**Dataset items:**
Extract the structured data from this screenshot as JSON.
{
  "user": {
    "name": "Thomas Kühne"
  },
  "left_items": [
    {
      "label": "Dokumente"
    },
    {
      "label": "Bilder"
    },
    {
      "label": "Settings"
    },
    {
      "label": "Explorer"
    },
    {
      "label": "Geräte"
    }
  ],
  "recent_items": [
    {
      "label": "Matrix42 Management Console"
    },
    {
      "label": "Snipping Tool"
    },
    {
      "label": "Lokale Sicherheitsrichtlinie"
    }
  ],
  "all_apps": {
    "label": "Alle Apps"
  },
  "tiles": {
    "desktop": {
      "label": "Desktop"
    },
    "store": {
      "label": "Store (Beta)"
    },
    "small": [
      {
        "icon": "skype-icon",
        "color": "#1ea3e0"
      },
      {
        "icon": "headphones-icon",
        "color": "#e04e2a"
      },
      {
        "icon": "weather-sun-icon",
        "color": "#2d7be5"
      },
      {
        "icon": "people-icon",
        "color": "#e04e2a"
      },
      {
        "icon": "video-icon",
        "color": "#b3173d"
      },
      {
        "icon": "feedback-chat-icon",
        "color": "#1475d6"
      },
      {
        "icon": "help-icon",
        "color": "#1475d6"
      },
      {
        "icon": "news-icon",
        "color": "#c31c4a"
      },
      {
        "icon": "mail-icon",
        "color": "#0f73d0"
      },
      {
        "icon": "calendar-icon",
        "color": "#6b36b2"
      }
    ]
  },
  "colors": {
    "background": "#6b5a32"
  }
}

**Set exercise:** Find how many lines in the records contain the string "label", then give the number alone.

**Exercise output:** 11